▸ THE PROBLEM
Nothing in the records may be left out or altered; reproduce them all exactly.

▸ Stored data
[start]

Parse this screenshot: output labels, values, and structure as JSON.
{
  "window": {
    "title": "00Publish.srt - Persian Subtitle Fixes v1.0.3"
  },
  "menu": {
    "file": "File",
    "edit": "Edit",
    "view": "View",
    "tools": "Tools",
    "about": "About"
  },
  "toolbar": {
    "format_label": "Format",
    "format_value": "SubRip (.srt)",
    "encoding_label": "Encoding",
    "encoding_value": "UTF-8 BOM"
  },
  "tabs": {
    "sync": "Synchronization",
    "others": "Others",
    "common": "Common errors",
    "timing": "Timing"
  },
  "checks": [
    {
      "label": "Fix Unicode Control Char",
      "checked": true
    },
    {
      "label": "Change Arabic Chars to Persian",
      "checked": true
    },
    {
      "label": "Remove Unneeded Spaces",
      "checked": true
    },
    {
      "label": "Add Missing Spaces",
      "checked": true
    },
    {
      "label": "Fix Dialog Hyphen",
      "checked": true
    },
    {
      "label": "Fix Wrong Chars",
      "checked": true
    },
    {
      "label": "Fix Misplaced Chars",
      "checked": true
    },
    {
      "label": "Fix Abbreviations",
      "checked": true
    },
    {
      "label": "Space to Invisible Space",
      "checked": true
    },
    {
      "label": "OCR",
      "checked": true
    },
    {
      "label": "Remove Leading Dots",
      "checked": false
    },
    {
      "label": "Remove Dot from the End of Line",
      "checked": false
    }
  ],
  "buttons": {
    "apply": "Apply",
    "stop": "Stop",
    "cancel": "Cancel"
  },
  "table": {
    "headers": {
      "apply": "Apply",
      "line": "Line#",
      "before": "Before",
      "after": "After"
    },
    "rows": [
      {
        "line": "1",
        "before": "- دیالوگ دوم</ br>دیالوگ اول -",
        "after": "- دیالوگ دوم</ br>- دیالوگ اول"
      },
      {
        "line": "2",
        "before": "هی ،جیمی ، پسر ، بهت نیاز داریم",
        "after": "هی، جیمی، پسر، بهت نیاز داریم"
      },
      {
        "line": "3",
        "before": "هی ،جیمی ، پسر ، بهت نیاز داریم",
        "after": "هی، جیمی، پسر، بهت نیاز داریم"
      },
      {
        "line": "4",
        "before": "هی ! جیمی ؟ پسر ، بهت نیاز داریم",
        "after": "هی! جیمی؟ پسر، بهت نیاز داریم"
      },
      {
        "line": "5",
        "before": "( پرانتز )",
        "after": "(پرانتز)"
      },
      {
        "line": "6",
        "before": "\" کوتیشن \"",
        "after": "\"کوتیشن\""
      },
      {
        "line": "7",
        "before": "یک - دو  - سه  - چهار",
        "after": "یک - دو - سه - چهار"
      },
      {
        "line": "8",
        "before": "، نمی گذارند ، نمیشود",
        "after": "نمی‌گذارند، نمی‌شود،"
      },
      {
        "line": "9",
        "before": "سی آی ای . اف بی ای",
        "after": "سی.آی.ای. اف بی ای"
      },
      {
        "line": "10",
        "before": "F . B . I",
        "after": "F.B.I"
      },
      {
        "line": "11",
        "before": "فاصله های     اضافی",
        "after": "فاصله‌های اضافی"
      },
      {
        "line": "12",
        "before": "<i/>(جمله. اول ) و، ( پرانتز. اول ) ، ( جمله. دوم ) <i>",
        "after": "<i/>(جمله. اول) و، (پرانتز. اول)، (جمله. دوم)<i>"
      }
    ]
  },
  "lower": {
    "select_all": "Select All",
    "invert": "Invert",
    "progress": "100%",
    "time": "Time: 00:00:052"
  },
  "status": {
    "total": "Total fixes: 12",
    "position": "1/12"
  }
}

[end]

▸ ANSWER TO THE PROBLEM
Parse this screenshot: output labels, values, and structure as JSON.
{
  "window": {
    "title": "00Publish.srt - Persian Subtitle Fixes v1.0.3"
  },
  "menu": {
    "file": "File",
    "edit": "Edit",
    "view": "View",
    "tools": "Tools",
    "about": "About"
  },
  "toolbar": {
    "format_label": "Format",
    "format_value": "SubRip (.srt)",
    "encoding_label": "Encoding",
    "encoding_value": "UTF-8 BOM"
  },
  "tabs": {
    "sync": "Synchronization",
    "others": "Others",
    "common": "Common errors",
    "timing": "Timing"
  },
  "checks": [
    {
      "label": "Fix Unicode Control Char",
      "checked": true
    },
    {
      "label": "Change Arabic Chars to Persian",
      "checked": true
    },
    {
      "label": "Remove Unneeded Spaces",
      "checked": true
    },
    {
      "label": "Add Missing Spaces",
      "checked": true
    },
    {
      "label": "Fix Dialog Hyphen",
      "checked": true
    },
    {
      "label": "Fix Wrong Chars",
      "checked": true
    },
    {
      "label": "Fix Misplaced Chars",
      "checked": true
    },
    {
      "label": "Fix Abbreviations",
      "checked": true
    },
    {
      "label": "Space to Invisible Space",
      "checked": true
    },
    {
      "label": "OCR",
      "checked": true
    },
    {
      "label": "Remove Leading Dots",
      "checked": false
    },
    {
      "label": "Remove Dot from the End of Line",
      "checked": false
    }
  ],
  "buttons": {
    "apply": "Apply",
    "stop": "Stop",
    "cancel": "Cancel"
  },
  "table": {
    "headers": {
      "apply": "Apply",
      "line": "Line#",
      "before": "Before",
      "after": "After"
    },
    "rows": [
      {
        "line": "1",
        "before": "- دیالوگ دوم</ br>دیالوگ اول -",
        "after": "- دیالوگ دوم</ br>- دیالوگ اول"
      },
      {
        "line": "2",
        "before": "هی ،جیمی ، پسر ، بهت نیاز داریم",
        "after": "هی، جیمی، پسر، بهت نیاز داریم"
      },
      {
        "line": "3",
        "before": "هی ،جیمی ، پسر ، بهت نیاز داریم",
        "after": "هی، جیمی، پسر، بهت نیاز داریم"
      },
      {
        "line": "4",
        "before": "هی ! جیمی ؟ پسر ، بهت نیاز داریم",
        "after": "هی! جیمی؟ پسر، بهت نیاز داریم"
      },
      {
        "line": "5",
        "before": "( پرانتز )",
        "after": "(پرانتز)"
      },
      {
        "line": "6",
        "before": "\" کوتیشن \"",
        "after": "\"کوتیشن\""
      },
      {
        "line": "7",
        "before": "یک - دو  - سه  - چهار",
        "after": "یک - دو - سه - چهار"
      },
      {
        "line": "8",
        "before": "، نمی گذارند ، نمیشود",
        "after": "نمی‌گذارند، نمی‌شود،"
      },
      {
        "line": "9",
        "before": "سی آی ای . اف بی ای",
        "after": "سی.آی.ای. اف بی ای"
      },
      {
        "line": "10",
        "before": "F . B . I",
        "after": "F.B.I"
      },
      {
        "line": "11",
        "before": "فاصله های     اضافی",
        "after": "فاصله‌های اضافی"
      },
      {
        "line": "12",
        "before": "<i/>(جمله. اول ) و، ( پرانتز. اول ) ، ( جمله. دوم ) <i>",
        "after": "<i/>(جمله. اول) و، (پرانتز. اول)، (جمله. دوم)<i>"
      }
    ]
  },
  "lower": {
    "select_all": "Select All",
    "invert": "Invert",
    "progress": "100%",
    "time": "Time: 00:00:052"
  },
  "status": {
    "total": "Total fixes: 12",
    "position": "1/12"
  }
}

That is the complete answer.